## Start

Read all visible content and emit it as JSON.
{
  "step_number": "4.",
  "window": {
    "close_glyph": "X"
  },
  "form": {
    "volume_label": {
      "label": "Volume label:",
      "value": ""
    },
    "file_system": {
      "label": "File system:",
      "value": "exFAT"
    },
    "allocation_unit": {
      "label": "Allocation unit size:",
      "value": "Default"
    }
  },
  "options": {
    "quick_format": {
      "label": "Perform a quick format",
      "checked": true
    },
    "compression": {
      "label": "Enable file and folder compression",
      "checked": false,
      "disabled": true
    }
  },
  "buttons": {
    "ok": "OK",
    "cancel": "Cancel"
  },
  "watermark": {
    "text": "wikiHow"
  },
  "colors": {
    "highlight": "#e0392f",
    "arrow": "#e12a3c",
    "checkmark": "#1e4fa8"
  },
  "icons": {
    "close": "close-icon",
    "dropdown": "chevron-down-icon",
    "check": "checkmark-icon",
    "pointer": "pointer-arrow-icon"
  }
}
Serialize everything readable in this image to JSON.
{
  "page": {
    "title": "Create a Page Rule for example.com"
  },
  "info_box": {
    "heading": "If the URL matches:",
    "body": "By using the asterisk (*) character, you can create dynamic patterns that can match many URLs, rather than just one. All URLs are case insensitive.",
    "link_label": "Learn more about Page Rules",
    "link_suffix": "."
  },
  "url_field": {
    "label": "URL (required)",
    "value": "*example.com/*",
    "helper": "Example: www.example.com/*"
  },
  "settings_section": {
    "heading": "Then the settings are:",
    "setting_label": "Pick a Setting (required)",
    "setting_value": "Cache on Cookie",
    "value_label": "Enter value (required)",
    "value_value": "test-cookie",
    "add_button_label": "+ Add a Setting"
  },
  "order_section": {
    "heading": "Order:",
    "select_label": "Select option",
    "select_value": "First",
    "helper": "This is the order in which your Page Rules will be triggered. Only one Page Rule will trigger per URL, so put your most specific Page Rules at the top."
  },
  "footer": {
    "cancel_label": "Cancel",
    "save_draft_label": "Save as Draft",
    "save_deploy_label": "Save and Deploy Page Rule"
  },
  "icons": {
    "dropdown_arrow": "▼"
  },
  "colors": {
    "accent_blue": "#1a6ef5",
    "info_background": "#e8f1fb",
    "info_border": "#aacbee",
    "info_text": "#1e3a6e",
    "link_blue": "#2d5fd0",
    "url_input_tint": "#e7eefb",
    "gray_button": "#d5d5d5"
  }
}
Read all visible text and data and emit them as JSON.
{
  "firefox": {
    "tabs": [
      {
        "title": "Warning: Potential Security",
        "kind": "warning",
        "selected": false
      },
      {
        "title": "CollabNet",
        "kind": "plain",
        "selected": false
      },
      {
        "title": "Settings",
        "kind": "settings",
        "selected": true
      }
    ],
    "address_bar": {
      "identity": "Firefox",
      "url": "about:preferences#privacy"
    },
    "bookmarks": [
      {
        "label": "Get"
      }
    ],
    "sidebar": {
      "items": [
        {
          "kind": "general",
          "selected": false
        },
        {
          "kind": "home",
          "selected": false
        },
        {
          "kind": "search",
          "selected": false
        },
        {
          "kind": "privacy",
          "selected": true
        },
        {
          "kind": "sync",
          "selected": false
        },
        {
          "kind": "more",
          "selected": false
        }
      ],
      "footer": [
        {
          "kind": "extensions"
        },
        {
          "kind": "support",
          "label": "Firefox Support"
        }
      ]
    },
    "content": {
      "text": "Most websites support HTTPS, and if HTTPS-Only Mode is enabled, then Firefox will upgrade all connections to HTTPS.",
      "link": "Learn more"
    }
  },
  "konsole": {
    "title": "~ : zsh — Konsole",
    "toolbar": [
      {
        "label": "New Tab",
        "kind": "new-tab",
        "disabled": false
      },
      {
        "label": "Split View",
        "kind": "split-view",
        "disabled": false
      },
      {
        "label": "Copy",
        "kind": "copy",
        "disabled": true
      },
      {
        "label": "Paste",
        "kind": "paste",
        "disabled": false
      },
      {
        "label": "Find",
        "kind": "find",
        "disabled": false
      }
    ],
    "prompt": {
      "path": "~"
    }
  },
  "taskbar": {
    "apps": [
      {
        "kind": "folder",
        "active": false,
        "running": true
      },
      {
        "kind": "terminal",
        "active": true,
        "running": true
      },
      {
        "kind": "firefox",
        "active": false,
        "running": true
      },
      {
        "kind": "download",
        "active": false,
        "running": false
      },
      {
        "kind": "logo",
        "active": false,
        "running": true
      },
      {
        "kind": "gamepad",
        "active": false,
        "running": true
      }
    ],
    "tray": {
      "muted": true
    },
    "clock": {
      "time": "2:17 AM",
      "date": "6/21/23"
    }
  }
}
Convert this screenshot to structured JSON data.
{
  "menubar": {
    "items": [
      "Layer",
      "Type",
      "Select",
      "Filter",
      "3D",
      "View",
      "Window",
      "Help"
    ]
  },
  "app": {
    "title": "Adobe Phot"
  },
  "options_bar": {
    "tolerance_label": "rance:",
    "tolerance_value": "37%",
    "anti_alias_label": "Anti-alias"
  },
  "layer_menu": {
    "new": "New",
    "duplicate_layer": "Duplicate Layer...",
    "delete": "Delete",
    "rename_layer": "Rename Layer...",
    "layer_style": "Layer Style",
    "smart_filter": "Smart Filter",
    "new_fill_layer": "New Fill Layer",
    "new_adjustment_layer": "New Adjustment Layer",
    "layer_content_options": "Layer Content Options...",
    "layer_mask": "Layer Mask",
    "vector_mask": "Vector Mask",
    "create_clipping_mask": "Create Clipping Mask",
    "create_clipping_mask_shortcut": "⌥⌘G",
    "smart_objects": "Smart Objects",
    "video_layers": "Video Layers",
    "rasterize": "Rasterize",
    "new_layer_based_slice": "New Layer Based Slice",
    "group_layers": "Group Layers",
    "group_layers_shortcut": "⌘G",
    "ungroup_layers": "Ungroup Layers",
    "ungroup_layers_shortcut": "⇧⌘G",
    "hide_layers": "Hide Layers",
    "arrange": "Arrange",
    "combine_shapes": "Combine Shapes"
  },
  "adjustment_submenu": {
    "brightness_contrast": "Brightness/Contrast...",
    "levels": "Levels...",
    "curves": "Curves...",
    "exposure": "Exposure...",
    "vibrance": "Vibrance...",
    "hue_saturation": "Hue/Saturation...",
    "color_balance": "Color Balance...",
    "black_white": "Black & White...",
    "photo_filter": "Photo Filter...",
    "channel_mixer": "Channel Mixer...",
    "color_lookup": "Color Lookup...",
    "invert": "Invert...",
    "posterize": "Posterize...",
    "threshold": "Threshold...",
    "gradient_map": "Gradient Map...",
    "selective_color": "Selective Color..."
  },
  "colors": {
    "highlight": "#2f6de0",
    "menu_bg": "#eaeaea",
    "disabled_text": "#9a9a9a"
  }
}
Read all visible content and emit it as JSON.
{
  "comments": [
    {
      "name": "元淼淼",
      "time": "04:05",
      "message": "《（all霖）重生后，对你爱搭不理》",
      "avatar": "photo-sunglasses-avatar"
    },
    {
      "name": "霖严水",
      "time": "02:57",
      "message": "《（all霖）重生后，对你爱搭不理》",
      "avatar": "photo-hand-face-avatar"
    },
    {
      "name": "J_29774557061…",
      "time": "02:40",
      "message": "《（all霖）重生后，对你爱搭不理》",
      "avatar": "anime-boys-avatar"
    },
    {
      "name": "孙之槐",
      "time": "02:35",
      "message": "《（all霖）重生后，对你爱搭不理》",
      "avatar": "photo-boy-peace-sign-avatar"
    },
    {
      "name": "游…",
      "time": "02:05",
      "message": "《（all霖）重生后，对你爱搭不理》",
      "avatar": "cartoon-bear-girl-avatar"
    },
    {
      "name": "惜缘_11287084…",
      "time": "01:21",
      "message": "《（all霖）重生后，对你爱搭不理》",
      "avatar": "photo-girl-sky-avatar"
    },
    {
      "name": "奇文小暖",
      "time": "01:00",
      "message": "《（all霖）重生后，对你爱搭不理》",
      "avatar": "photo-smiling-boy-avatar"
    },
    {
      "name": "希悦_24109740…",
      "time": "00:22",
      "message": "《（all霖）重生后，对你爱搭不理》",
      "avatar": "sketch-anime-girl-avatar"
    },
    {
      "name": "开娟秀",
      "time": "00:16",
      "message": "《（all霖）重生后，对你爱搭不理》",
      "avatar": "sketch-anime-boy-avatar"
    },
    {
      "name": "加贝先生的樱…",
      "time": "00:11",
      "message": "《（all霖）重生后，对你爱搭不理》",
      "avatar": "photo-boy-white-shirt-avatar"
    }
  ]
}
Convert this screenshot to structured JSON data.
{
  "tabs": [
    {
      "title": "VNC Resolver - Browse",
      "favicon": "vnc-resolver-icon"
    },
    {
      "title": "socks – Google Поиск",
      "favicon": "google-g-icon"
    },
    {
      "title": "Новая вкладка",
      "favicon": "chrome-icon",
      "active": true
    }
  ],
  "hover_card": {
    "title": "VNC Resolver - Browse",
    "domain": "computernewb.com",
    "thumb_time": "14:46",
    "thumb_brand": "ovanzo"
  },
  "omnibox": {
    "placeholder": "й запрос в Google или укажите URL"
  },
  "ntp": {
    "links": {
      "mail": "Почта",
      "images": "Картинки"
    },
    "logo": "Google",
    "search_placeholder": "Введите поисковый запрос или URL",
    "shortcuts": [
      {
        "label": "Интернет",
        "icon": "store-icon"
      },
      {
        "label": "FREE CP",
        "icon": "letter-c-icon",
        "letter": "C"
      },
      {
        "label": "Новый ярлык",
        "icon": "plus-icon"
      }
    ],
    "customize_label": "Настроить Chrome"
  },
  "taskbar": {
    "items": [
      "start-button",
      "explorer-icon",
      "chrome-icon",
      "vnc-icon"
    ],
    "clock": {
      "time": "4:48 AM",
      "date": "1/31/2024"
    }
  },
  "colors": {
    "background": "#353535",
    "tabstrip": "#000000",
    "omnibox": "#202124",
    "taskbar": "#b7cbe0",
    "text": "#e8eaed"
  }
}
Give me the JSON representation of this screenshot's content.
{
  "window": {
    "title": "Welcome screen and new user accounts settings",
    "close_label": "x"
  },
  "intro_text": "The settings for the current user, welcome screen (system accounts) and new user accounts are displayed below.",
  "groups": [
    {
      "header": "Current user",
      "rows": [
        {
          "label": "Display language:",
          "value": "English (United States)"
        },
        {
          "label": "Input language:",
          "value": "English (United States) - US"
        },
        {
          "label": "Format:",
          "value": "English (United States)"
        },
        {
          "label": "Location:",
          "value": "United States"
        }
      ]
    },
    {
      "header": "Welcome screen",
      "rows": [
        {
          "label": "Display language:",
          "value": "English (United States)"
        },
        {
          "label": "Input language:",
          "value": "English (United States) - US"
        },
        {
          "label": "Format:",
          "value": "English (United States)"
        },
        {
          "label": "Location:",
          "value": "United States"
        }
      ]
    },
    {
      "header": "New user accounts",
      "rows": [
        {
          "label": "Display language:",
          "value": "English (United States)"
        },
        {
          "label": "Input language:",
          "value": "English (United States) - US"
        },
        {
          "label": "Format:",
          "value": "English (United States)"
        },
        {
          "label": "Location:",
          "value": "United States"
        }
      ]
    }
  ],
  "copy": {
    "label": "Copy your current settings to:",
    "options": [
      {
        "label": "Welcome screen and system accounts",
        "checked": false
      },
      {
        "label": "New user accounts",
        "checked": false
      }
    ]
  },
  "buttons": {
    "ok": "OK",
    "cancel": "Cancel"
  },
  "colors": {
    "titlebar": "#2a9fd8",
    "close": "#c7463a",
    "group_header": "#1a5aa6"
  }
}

## End

Direction: Collect every line from the records above that contains the word "sketch".

Answer for the task:
      "avatar": "sketch-anime-girl-avatar"
      "avatar": "sketch-anime-boy-avatar"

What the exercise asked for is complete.